* Work instructions:
Retype the whole listing, please, keeping every line exact and dropping the pictures.

* Data rows:
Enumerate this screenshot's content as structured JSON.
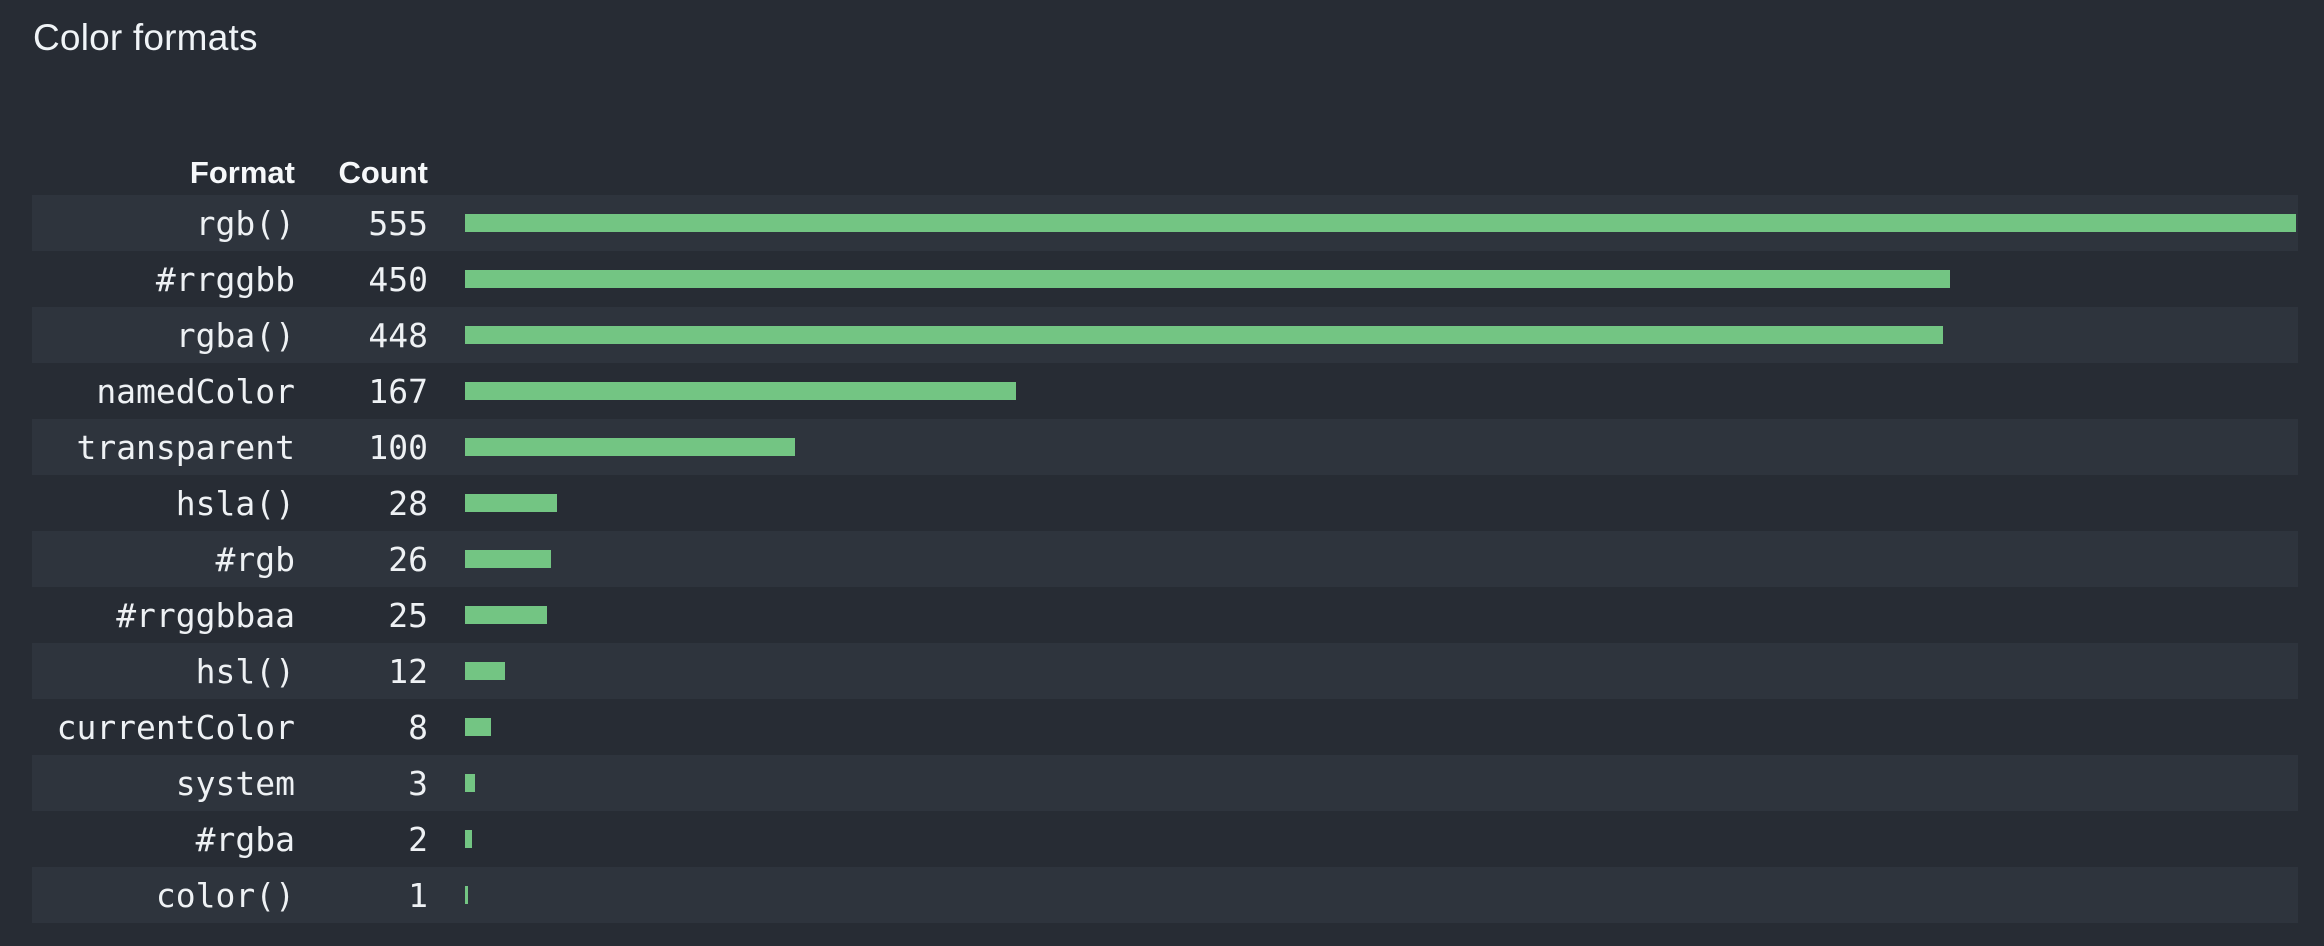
{
  "title": "Color formats",
  "table": {
    "column_headers": [
      "Format",
      "Count"
    ]
  },
  "chart_data": {
    "type": "bar",
    "orientation": "horizontal",
    "title": "Color formats",
    "categories": [
      "rgb()",
      "#rrggbb",
      "rgba()",
      "namedColor",
      "transparent",
      "hsla()",
      "#rgb",
      "#rrggbbaa",
      "hsl()",
      "currentColor",
      "system",
      "#rgba",
      "color()"
    ],
    "values": [
      555,
      450,
      448,
      167,
      100,
      28,
      26,
      25,
      12,
      8,
      3,
      2,
      1
    ],
    "value_axis_range": [
      0,
      555
    ],
    "grid": "off",
    "legend": "none",
    "column_headers": [
      "Format",
      "Count"
    ],
    "colors": {
      "background": "#272c34",
      "row_stripe": "#2e343d",
      "bar": "#73c583",
      "text": "#eef1f4",
      "header_text": "#f6f8fa"
    }
  }
}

* Solution below:
Enumerate this screenshot's content as structured JSON.
{
  "title": "Color formats",
  "table": {
    "column_headers": [
      "Format",
      "Count"
    ]
  },
  "chart_data": {
    "type": "bar",
    "orientation": "horizontal",
    "title": "Color formats",
    "categories": [
      "rgb()",
      "#rrggbb",
      "rgba()",
      "namedColor",
      "transparent",
      "hsla()",
      "#rgb",
      "#rrggbbaa",
      "hsl()",
      "currentColor",
      "system",
      "#rgba",
      "color()"
    ],
    "values": [
      555,
      450,
      448,
      167,
      100,
      28,
      26,
      25,
      12,
      8,
      3,
      2,
      1
    ],
    "value_axis_range": [
      0,
      555
    ],
    "grid": "off",
    "legend": "none",
    "column_headers": [
      "Format",
      "Count"
    ],
    "colors": {
      "background": "#272c34",
      "row_stripe": "#2e343d",
      "bar": "#73c583",
      "text": "#eef1f4",
      "header_text": "#f6f8fa"
    }
  }
}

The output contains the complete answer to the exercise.